## Polecenie
Proszę przepisać wiernie wszystkie poniższe wiersze, pomijając w odpowiedzi obrazy.
═════ Dane do ćwiczenia ═════
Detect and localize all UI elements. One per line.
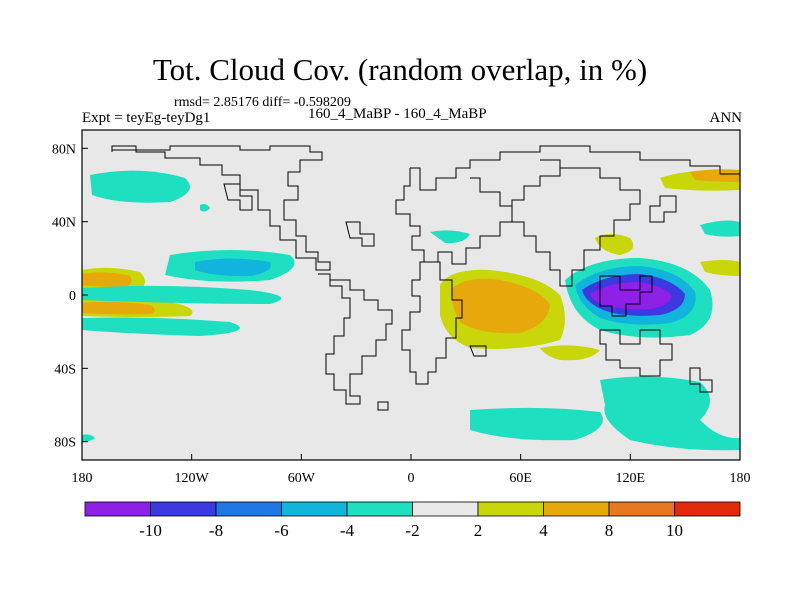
colorbar-label: -4	[340, 521, 355, 540]
coastline	[223, 183, 253, 211]
coastline	[511, 167, 641, 287]
coastline	[111, 145, 331, 271]
contour-area	[470, 407, 603, 441]
contour-area	[82, 301, 155, 315]
colorbar-label: 4	[539, 521, 548, 540]
x-tick-label: 120E	[616, 471, 646, 486]
colorbar-swatch	[543, 501, 610, 517]
y-tick-label: 0	[69, 289, 76, 304]
coastline	[377, 401, 389, 411]
contour-area	[195, 258, 271, 277]
colorbar-swatch	[150, 501, 217, 517]
coastlines	[111, 145, 740, 411]
y-tick-label: 80S	[54, 436, 76, 451]
colorbar-swatch	[215, 501, 282, 517]
colorbar: -10 -8 -6 -4 -2 2 4 8 10	[84, 501, 741, 540]
colorbar-swatch	[346, 501, 413, 517]
y-tick-label: 40S	[54, 362, 76, 377]
experiment-label: Expt = teyEg-teyDg1	[82, 110, 211, 126]
coastline	[318, 273, 393, 405]
x-tick-label: 180	[72, 471, 93, 486]
coastline	[410, 145, 740, 191]
colorbar-label: -8	[209, 521, 223, 540]
coastline	[469, 345, 487, 357]
x-tick-label: 0	[408, 471, 415, 486]
colorbar-label: -10	[139, 521, 162, 540]
colorbar-swatch	[477, 501, 544, 517]
coastline	[649, 195, 677, 223]
colorbar-label: -2	[405, 521, 419, 540]
colorbar-swatch	[412, 501, 479, 517]
contour-area	[700, 220, 740, 237]
contour-area	[595, 234, 634, 255]
contour-area	[82, 317, 240, 336]
contour-area	[82, 272, 132, 287]
contour-area	[700, 260, 740, 276]
colorbar-label: -6	[274, 521, 288, 540]
contour-area	[430, 230, 470, 244]
contour-area	[600, 376, 740, 451]
contour-area	[90, 170, 190, 203]
contour-area	[82, 434, 95, 442]
coastline	[599, 329, 673, 377]
x-tick-label: 60E	[509, 471, 532, 486]
colorbar-swatch	[608, 501, 675, 517]
coastline	[401, 261, 463, 385]
colorbar-swatch	[674, 501, 741, 517]
contour-area	[540, 345, 600, 361]
longitude-axis: 180 120W 60W 0 60E 120E 180	[72, 454, 751, 486]
latitude-axis: 80N 40N 0 40S 80S	[52, 142, 88, 451]
positive-anomaly-areas	[82, 169, 740, 361]
plot-title: Tot. Cloud Cov. (random overlap, in %)	[152, 52, 648, 87]
x-tick-label: 120W	[175, 471, 210, 486]
contour-area	[82, 285, 282, 304]
coastline	[599, 275, 653, 317]
colorbar-label: 10	[666, 521, 683, 540]
stats-readout: rmsd= 2.85176 diff= -0.598209	[174, 95, 351, 110]
y-tick-label: 40N	[52, 216, 76, 231]
contour-area	[200, 204, 210, 212]
colorbar-label: 2	[474, 521, 483, 540]
comparison-label: 160_4_MaBP - 160_4_MaBP	[308, 106, 487, 122]
colorbar-swatch	[84, 501, 151, 517]
negative-anomaly-areas	[82, 170, 740, 451]
x-tick-label: 180	[730, 471, 751, 486]
x-tick-label: 60W	[288, 471, 316, 486]
y-tick-label: 80N	[52, 142, 76, 157]
coastline	[540, 159, 561, 168]
coastline	[345, 221, 375, 247]
contour-area	[451, 278, 550, 334]
colorbar-swatch	[281, 501, 348, 517]
coastline	[689, 367, 713, 393]
colorbar-label: 8	[605, 521, 614, 540]
map-panel: 180 120W 60W 0 60E 120E 180 80N 40N 0 40S 80S	[52, 129, 751, 486]
season-label: ANN	[709, 110, 743, 126]
contour-area	[690, 169, 740, 182]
═════
## Odpowiedź
Detect and localize all UI elements. One per line.
colorbar-label: -4	[340, 521, 355, 540]
coastline	[223, 183, 253, 211]
coastline	[511, 167, 641, 287]
coastline	[111, 145, 331, 271]
contour-area	[470, 407, 603, 441]
contour-area	[82, 301, 155, 315]
colorbar-label: 4	[539, 521, 548, 540]
x-tick-label: 120E	[616, 471, 646, 486]
colorbar-swatch	[543, 501, 610, 517]
y-tick-label: 0	[69, 289, 76, 304]
coastline	[377, 401, 389, 411]
contour-area	[195, 258, 271, 277]
colorbar-swatch	[150, 501, 217, 517]
coastlines	[111, 145, 740, 411]
y-tick-label: 80S	[54, 436, 76, 451]
colorbar-swatch	[215, 501, 282, 517]
colorbar: -10 -8 -6 -4 -2 2 4 8 10	[84, 501, 741, 540]
colorbar-swatch	[346, 501, 413, 517]
y-tick-label: 40S	[54, 362, 76, 377]
experiment-label: Expt = teyEg-teyDg1	[82, 110, 211, 126]
coastline	[318, 273, 393, 405]
x-tick-label: 180	[72, 471, 93, 486]
coastline	[410, 145, 740, 191]
colorbar-label: -8	[209, 521, 223, 540]
coastline	[469, 345, 487, 357]
x-tick-label: 0	[408, 471, 415, 486]
colorbar-label: -10	[139, 521, 162, 540]
colorbar-swatch	[477, 501, 544, 517]
coastline	[649, 195, 677, 223]
colorbar-label: -2	[405, 521, 419, 540]
colorbar-swatch	[412, 501, 479, 517]
contour-area	[700, 220, 740, 237]
contour-area	[595, 234, 634, 255]
contour-area	[82, 317, 240, 336]
contour-area	[82, 272, 132, 287]
contour-area	[700, 260, 740, 276]
colorbar-label: -6	[274, 521, 288, 540]
contour-area	[430, 230, 470, 244]
contour-area	[600, 376, 740, 451]
contour-area	[90, 170, 190, 203]
contour-area	[82, 434, 95, 442]
coastline	[599, 329, 673, 377]
x-tick-label: 60E	[509, 471, 532, 486]
colorbar-swatch	[608, 501, 675, 517]
coastline	[401, 261, 463, 385]
colorbar-swatch	[674, 501, 741, 517]
contour-area	[540, 345, 600, 361]
longitude-axis: 180 120W 60W 0 60E 120E 180	[72, 454, 751, 486]
latitude-axis: 80N 40N 0 40S 80S	[52, 142, 88, 451]
positive-anomaly-areas	[82, 169, 740, 361]
plot-title: Tot. Cloud Cov. (random overlap, in %)	[152, 52, 648, 87]
x-tick-label: 120W	[175, 471, 210, 486]
contour-area	[82, 285, 282, 304]
coastline	[599, 275, 653, 317]
colorbar-label: 10	[666, 521, 683, 540]
stats-readout: rmsd= 2.85176 diff= -0.598209	[174, 95, 351, 110]
y-tick-label: 40N	[52, 216, 76, 231]
contour-area	[200, 204, 210, 212]
colorbar-label: 2	[474, 521, 483, 540]
comparison-label: 160_4_MaBP - 160_4_MaBP	[308, 106, 487, 122]
colorbar-swatch	[84, 501, 151, 517]
negative-anomaly-areas	[82, 170, 740, 451]
x-tick-label: 180	[730, 471, 751, 486]
x-tick-label: 60W	[288, 471, 316, 486]
y-tick-label: 80N	[52, 142, 76, 157]
coastline	[540, 159, 561, 168]
coastline	[345, 221, 375, 247]
contour-area	[451, 278, 550, 334]
colorbar-swatch	[281, 501, 348, 517]
coastline	[689, 367, 713, 393]
colorbar-label: 8	[605, 521, 614, 540]
map-panel: 180 120W 60W 0 60E 120E 180 80N 40N 0 40S 80S	[52, 129, 751, 486]
season-label: ANN	[709, 110, 743, 126]
contour-area	[690, 169, 740, 182]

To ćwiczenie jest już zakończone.